*DIRECTIONS*: In the records below, copy out word for word the lines beginning with the one that contains "x-tick-label: 3.5 <box>636 496 664 518</box>" and continuing through the one that contains "data-point <box>225 234 239 249</box>", including both of those lines.

Layout annotation records

|---|

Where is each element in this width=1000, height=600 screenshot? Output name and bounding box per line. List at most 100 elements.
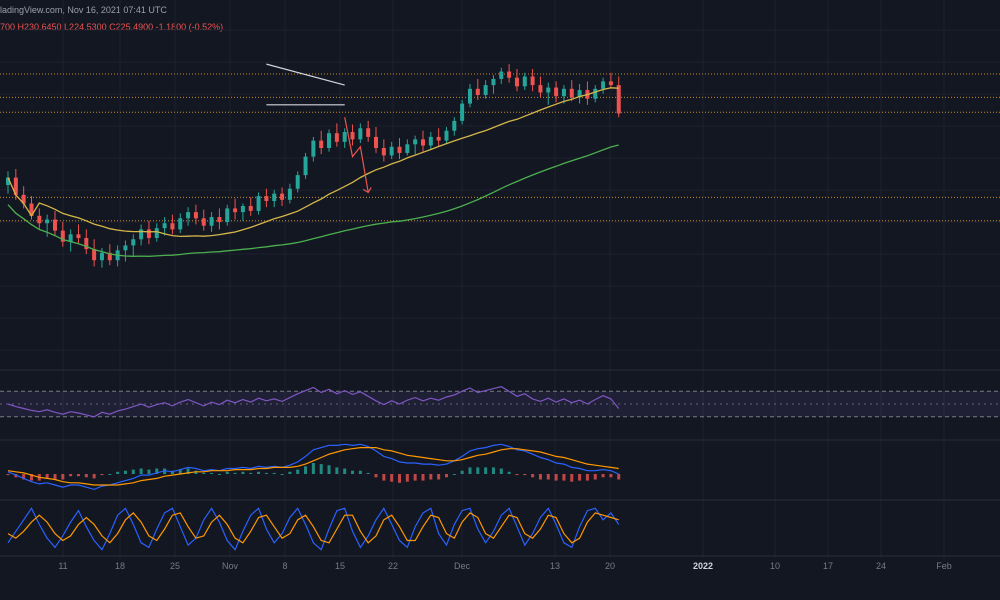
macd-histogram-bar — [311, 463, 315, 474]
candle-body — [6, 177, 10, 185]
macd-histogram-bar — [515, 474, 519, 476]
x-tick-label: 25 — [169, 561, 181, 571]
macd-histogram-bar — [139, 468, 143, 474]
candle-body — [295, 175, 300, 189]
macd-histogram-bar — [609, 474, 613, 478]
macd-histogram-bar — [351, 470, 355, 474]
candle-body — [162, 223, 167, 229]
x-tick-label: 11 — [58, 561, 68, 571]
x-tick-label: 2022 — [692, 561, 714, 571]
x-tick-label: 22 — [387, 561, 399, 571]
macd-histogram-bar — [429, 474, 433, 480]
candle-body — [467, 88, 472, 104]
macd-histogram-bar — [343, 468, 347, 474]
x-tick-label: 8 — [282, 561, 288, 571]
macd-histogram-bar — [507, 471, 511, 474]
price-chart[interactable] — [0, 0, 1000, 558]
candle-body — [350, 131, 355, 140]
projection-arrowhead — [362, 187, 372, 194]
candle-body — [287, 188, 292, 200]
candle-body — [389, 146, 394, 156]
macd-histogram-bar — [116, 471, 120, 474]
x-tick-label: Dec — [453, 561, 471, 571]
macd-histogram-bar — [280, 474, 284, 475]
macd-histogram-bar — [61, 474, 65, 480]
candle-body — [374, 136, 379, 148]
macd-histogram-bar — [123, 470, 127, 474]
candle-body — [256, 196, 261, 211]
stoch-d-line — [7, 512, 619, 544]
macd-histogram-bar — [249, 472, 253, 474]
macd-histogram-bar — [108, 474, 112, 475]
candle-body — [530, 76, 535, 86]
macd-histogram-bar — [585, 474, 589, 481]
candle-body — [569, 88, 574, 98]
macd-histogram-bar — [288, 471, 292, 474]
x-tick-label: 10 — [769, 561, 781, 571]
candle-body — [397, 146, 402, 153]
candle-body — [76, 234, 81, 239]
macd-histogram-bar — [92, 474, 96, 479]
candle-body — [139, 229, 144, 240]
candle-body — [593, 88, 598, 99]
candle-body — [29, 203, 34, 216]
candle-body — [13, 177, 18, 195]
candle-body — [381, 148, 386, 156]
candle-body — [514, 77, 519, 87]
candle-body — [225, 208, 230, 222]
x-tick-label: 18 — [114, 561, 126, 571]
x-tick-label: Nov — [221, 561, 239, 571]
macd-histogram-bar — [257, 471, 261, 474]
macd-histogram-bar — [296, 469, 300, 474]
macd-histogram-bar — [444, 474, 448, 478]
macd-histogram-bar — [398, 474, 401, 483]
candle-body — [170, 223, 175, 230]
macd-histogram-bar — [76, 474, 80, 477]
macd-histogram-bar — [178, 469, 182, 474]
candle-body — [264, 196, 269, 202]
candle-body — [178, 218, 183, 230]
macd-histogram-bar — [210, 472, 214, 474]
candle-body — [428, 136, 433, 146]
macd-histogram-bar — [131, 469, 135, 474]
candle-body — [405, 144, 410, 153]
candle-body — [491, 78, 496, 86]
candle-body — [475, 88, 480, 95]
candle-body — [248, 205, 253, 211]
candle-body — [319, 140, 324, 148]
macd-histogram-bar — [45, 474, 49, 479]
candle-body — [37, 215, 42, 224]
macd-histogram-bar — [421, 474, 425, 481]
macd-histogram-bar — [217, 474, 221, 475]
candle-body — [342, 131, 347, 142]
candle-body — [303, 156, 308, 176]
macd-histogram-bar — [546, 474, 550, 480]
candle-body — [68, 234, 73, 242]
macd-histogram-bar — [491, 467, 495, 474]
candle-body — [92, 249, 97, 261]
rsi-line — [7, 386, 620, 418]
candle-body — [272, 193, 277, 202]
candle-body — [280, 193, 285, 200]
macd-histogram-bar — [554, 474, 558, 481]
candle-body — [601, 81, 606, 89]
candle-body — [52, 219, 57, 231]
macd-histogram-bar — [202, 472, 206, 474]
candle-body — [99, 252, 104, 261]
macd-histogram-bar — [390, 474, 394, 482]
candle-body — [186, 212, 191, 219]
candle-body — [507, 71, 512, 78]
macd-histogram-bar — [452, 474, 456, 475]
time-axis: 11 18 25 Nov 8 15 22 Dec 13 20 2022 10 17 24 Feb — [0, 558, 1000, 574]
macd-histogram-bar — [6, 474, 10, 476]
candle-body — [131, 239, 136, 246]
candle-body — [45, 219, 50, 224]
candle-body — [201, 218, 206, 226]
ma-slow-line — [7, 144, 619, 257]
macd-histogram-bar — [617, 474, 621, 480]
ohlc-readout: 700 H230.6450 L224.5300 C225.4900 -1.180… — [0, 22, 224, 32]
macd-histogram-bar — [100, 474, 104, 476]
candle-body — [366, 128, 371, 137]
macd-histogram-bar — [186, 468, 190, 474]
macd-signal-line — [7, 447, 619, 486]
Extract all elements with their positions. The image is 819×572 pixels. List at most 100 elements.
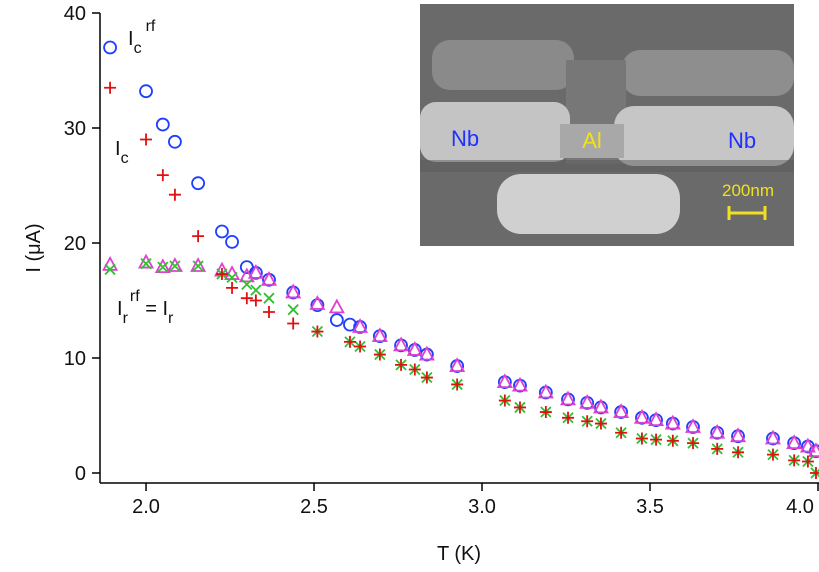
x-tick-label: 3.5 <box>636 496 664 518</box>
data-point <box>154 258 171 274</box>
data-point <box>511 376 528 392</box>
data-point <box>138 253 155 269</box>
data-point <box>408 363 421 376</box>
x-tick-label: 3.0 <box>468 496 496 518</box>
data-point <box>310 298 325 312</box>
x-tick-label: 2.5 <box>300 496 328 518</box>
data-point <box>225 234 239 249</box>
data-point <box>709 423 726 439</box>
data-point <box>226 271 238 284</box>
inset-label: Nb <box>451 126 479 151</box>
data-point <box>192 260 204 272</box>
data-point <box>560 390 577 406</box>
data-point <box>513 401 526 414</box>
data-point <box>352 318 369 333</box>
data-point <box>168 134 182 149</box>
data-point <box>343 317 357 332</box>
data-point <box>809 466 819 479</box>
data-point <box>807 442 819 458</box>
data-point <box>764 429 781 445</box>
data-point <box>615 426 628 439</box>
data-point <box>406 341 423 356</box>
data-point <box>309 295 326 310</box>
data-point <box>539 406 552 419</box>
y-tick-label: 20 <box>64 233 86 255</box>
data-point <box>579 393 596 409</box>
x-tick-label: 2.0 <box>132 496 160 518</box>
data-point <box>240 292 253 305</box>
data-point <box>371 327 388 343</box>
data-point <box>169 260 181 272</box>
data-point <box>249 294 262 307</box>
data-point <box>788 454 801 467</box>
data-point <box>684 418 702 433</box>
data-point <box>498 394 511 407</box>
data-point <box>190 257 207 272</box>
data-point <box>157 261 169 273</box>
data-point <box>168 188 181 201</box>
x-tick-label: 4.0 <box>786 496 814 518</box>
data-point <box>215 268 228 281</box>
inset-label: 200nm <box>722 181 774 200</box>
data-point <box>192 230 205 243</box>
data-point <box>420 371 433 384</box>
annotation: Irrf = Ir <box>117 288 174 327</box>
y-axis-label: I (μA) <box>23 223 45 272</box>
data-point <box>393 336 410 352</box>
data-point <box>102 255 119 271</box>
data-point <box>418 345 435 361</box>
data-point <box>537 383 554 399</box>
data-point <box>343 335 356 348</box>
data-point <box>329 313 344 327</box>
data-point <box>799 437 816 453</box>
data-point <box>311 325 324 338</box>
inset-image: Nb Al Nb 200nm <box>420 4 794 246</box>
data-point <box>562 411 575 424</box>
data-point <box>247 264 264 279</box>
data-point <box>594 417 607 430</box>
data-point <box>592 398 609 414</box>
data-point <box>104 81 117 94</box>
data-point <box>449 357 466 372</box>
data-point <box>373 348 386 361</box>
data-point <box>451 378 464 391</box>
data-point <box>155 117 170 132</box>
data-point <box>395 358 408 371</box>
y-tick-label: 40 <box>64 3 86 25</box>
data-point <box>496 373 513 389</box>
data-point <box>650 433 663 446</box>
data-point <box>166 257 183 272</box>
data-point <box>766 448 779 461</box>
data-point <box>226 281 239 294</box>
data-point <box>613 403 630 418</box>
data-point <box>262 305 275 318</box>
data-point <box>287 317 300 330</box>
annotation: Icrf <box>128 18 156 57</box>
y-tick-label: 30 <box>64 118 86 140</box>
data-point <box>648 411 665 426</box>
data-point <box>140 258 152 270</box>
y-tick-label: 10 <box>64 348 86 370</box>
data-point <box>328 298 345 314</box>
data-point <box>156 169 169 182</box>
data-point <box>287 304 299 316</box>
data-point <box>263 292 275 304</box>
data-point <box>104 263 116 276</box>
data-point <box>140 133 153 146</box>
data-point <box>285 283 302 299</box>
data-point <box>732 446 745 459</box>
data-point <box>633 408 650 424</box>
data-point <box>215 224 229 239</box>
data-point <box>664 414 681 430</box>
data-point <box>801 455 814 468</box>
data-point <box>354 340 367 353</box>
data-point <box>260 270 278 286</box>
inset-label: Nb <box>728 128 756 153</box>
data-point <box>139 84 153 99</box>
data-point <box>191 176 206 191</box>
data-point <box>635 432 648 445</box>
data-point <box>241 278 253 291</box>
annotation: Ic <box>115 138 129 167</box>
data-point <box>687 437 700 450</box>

|---|

*THE OUTPUT*:
x-tick-label: 3.5 <box>636 496 664 518</box>
data-point <box>154 258 171 274</box>
data-point <box>511 376 528 392</box>
data-point <box>138 253 155 269</box>
data-point <box>408 363 421 376</box>
x-tick-label: 3.0 <box>468 496 496 518</box>
data-point <box>310 298 325 312</box>
x-tick-label: 2.5 <box>300 496 328 518</box>
data-point <box>225 234 239 249</box>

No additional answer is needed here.